Reproduce the records word for word, beginning with their first line and continuing through the line containing "- chevron-down-icon[interactable]: ▼: [50, 206, 66, 228]", both included.

---------- Extracted entries ----------

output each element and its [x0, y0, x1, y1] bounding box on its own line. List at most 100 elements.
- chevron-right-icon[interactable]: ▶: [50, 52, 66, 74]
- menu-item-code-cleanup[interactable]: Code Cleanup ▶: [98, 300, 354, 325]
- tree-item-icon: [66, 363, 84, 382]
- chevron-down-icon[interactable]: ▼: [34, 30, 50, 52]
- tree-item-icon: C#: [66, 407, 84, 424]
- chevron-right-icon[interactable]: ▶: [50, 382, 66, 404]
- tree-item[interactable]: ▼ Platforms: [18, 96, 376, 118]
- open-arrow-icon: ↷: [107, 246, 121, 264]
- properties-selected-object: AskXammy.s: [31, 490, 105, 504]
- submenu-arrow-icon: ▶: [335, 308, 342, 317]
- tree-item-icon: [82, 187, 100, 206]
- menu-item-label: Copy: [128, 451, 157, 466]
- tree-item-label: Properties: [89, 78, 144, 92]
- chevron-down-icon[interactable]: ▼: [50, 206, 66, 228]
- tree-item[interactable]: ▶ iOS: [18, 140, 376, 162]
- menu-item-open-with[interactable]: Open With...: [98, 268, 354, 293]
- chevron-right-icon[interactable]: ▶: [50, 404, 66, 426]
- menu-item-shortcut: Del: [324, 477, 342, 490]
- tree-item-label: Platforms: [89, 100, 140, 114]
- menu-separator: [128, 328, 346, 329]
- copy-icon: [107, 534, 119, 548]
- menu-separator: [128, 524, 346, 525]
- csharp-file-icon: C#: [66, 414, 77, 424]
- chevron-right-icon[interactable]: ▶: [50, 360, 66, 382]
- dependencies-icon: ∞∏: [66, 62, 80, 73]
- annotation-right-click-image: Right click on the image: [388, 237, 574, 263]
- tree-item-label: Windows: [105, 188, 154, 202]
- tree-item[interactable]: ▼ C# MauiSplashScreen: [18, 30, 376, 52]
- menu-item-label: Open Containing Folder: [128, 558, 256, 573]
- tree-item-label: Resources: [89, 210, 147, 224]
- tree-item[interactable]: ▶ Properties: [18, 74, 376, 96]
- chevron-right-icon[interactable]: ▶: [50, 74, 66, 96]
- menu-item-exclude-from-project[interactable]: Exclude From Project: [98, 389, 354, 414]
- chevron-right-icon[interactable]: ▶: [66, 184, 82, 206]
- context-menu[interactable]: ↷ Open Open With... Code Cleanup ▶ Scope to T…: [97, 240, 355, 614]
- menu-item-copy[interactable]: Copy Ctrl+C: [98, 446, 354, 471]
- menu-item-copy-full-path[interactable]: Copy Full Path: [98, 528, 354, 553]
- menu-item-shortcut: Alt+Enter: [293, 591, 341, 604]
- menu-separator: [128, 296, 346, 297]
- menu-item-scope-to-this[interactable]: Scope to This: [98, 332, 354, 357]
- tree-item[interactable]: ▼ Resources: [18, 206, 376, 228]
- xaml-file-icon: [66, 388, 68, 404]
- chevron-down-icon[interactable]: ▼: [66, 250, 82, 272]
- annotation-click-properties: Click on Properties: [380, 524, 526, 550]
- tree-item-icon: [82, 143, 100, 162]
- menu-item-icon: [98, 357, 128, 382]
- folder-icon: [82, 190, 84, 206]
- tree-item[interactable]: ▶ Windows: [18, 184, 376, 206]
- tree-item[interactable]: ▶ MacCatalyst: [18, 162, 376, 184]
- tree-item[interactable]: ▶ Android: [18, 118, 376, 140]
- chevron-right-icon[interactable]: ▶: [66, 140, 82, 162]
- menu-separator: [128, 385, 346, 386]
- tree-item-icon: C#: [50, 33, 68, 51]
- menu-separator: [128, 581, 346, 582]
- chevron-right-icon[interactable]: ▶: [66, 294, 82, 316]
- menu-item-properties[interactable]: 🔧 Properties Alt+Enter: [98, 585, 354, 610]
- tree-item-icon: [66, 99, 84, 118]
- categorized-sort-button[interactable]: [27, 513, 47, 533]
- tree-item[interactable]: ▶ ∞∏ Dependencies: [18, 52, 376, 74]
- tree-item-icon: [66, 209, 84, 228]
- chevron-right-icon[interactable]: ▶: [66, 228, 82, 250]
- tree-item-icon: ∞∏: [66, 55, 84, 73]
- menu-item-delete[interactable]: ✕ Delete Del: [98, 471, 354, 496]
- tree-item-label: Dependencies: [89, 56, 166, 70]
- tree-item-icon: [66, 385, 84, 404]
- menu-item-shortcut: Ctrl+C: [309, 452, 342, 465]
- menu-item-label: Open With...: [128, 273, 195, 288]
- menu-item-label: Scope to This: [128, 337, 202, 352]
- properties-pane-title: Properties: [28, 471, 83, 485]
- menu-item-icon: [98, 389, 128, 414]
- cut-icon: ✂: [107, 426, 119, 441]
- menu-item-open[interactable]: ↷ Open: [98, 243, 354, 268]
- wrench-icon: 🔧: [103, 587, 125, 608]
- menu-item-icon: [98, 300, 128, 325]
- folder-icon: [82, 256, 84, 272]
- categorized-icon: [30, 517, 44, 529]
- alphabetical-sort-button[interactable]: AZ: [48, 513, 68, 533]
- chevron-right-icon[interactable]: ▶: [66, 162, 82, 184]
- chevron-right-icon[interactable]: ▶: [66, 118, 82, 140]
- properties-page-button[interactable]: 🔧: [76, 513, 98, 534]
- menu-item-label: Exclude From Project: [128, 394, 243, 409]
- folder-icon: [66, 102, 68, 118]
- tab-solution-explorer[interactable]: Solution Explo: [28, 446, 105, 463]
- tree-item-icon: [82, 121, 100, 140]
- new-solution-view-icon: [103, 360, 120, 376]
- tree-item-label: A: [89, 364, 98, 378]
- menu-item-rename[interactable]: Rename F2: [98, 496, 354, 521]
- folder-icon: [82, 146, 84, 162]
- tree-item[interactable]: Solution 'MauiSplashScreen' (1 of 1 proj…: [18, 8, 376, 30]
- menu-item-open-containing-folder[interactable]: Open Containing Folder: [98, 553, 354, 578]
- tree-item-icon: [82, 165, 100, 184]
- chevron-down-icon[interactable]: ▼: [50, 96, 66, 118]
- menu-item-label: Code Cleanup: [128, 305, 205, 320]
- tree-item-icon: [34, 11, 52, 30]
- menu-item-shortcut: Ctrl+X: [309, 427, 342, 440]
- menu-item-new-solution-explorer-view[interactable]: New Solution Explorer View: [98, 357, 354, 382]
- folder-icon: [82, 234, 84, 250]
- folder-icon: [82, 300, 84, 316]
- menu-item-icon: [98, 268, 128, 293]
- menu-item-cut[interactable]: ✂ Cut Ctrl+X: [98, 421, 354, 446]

----------

The completed task ::
output each element and its [x0, y0, x1, y1] bounding box on its own line. List at most 100 elements.
- chevron-right-icon[interactable]: ▶: [50, 52, 66, 74]
- menu-item-code-cleanup[interactable]: Code Cleanup ▶: [98, 300, 354, 325]
- tree-item-icon: [66, 363, 84, 382]
- chevron-down-icon[interactable]: ▼: [34, 30, 50, 52]
- tree-item-icon: C#: [66, 407, 84, 424]
- chevron-right-icon[interactable]: ▶: [50, 382, 66, 404]
- tree-item[interactable]: ▼ Platforms: [18, 96, 376, 118]
- open-arrow-icon: ↷: [107, 246, 121, 264]
- properties-selected-object: AskXammy.s: [31, 490, 105, 504]
- submenu-arrow-icon: ▶: [335, 308, 342, 317]
- tree-item-icon: [82, 187, 100, 206]
- menu-item-label: Copy: [128, 451, 157, 466]
- tree-item-label: Properties: [89, 78, 144, 92]
- chevron-down-icon[interactable]: ▼: [50, 206, 66, 228]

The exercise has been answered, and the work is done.